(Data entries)
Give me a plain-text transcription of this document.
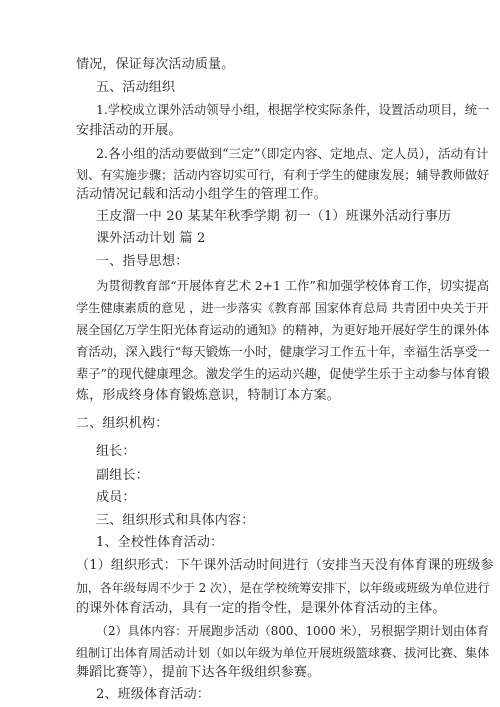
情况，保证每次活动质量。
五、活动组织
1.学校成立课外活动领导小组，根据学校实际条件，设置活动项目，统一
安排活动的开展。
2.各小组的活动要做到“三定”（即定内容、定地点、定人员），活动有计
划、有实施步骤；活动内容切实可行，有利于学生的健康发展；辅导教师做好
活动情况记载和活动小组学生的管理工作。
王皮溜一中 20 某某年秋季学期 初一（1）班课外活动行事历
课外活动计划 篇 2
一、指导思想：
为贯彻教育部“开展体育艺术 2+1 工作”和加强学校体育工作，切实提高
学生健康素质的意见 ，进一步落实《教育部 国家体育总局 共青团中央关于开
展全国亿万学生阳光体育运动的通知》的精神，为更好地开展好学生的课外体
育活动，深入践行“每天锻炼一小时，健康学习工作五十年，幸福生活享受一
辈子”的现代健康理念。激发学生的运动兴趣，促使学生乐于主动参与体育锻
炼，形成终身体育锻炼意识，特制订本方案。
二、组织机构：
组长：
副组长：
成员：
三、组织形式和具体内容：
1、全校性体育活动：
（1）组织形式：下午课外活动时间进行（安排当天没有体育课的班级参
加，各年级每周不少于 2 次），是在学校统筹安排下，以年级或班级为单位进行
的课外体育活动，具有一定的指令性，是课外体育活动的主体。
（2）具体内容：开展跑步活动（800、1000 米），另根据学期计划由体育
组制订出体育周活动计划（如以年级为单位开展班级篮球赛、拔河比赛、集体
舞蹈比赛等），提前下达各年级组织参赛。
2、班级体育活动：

--

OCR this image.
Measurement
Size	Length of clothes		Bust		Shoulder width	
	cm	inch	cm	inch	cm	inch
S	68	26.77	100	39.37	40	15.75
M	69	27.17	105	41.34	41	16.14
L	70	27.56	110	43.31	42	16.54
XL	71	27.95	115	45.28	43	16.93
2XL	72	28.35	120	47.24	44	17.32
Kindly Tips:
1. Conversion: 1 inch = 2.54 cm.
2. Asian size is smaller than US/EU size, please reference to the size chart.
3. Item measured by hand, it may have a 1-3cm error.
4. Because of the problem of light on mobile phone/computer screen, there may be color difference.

◆ **Your task**: Every line in the data above that contains "this" needs to be copied.

◆ **In response**:
Give me a plain-text transcription of this document.
OCR this image.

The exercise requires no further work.